**GIVEN INFORMATION**
————————
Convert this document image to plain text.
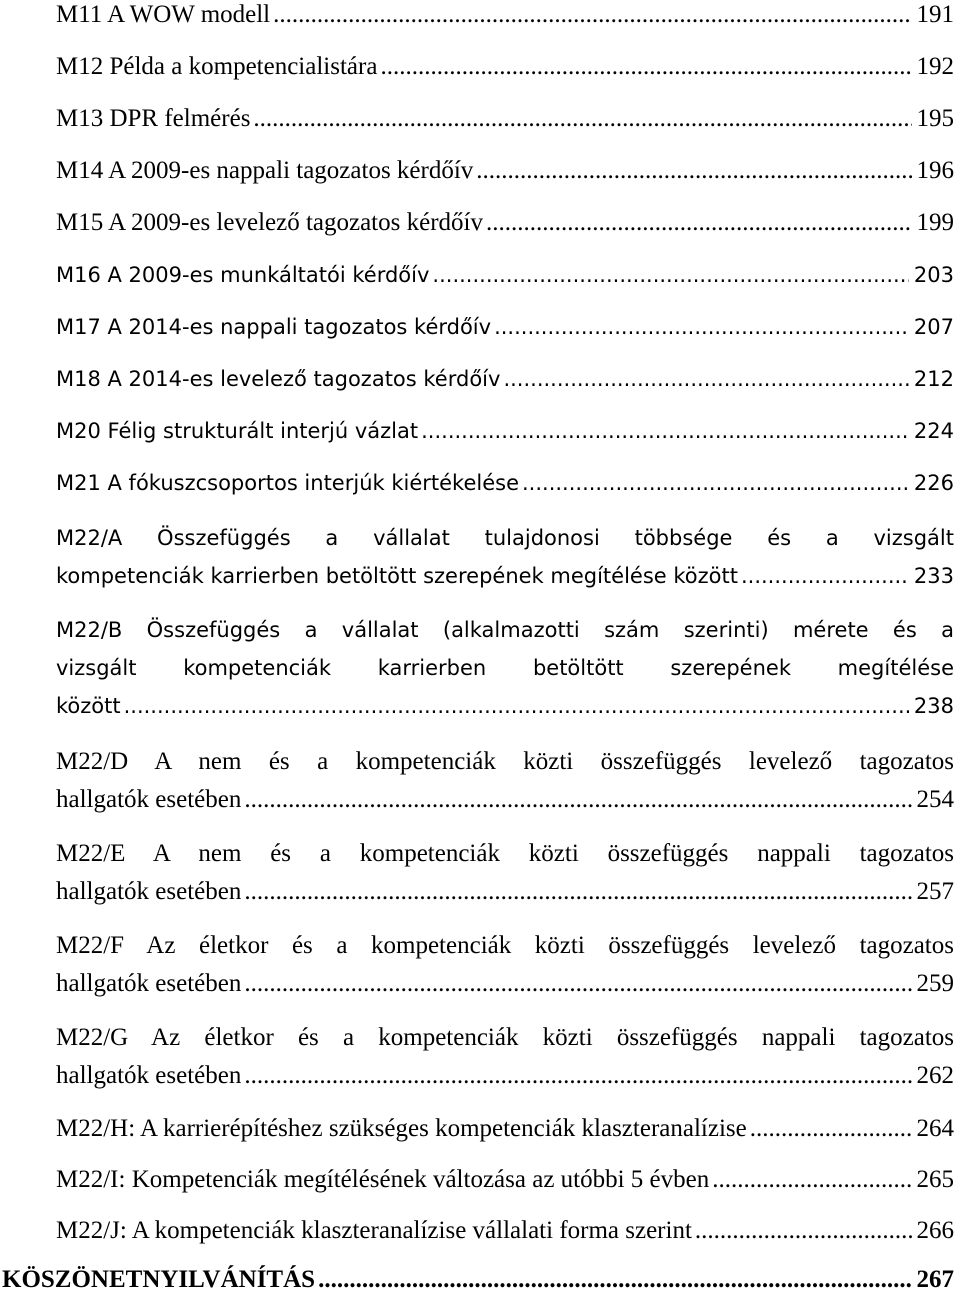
M11 A WOW modell .....	191
M12 Példa a kompetencialistára .....	192
M13 DPR felmérés .....	195
M14 A 2009-es nappali tagozatos kérdőív .....	196
M15 A 2009-es levelező tagozatos kérdőív .....	199
M16 A 2009-es munkáltatói kérdőív .....	203
M17 A 2014-es nappali tagozatos kérdőív .....	207
M18 A 2014-es levelező tagozatos kérdőív .....	212
M20 Félig strukturált interjú vázlat .....	224
M21 A fókuszcsoportos interjúk kiértékelése .....	226
M22/A Összefüggés a vállalat tulajdonosi többsége és a vizsgált
kompetenciák karrierben betöltött szerepének megítélése között .....	233
M22/B Összefüggés a vállalat (alkalmazotti szám szerinti) mérete és a
vizsgált kompetenciák karrierben betöltött szerepének megítélése
között .....	238
M22/D A nem és a kompetenciák közti összefüggés levelező tagozatos
hallgatók esetében .....	254
M22/E A nem és a kompetenciák közti összefüggés nappali tagozatos
hallgatók esetében .....	257
M22/F Az életkor és a kompetenciák közti összefüggés levelező tagozatos
hallgatók esetében .....	259
M22/G Az életkor és a kompetenciák közti összefüggés nappali tagozatos
hallgatók esetében .....	262
M22/H: A karrierépítéshez szükséges kompetenciák klaszteranalízise .....	264
M22/I: Kompetenciák megítélésének változása az utóbbi 5 évben .....	265
M22/J: A kompetenciák klaszteranalízise vállalati forma szerint .....	266
KÖSZÖNETNYILVÁNÍTÁS .....	267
————————
**DIRECTIONS FOR THIS TASK**
Pictures in the records must not appear in the copy; transcribe everything else precisely.

**THE SOLUTION**
Convert this document image to plain text.
M11 A WOW modell .....	191
M12 Példa a kompetencialistára .....	192
M13 DPR felmérés .....	195
M14 A 2009-es nappali tagozatos kérdőív .....	196
M15 A 2009-es levelező tagozatos kérdőív .....	199
M16 A 2009-es munkáltatói kérdőív .....	203
M17 A 2014-es nappali tagozatos kérdőív .....	207
M18 A 2014-es levelező tagozatos kérdőív .....	212
M20 Félig strukturált interjú vázlat .....	224
M21 A fókuszcsoportos interjúk kiértékelése .....	226
M22/A Összefüggés a vállalat tulajdonosi többsége és a vizsgált
kompetenciák karrierben betöltött szerepének megítélése között .....	233
M22/B Összefüggés a vállalat (alkalmazotti szám szerinti) mérete és a
vizsgált kompetenciák karrierben betöltött szerepének megítélése
között .....	238
M22/D A nem és a kompetenciák közti összefüggés levelező tagozatos
hallgatók esetében .....	254
M22/E A nem és a kompetenciák közti összefüggés nappali tagozatos
hallgatók esetében .....	257
M22/F Az életkor és a kompetenciák közti összefüggés levelező tagozatos
hallgatók esetében .....	259
M22/G Az életkor és a kompetenciák közti összefüggés nappali tagozatos
hallgatók esetében .....	262
M22/H: A karrierépítéshez szükséges kompetenciák klaszteranalízise .....	264
M22/I: Kompetenciák megítélésének változása az utóbbi 5 évben .....	265
M22/J: A kompetenciák klaszteranalízise vállalati forma szerint .....	266
KÖSZÖNETNYILVÁNÍTÁS .....	267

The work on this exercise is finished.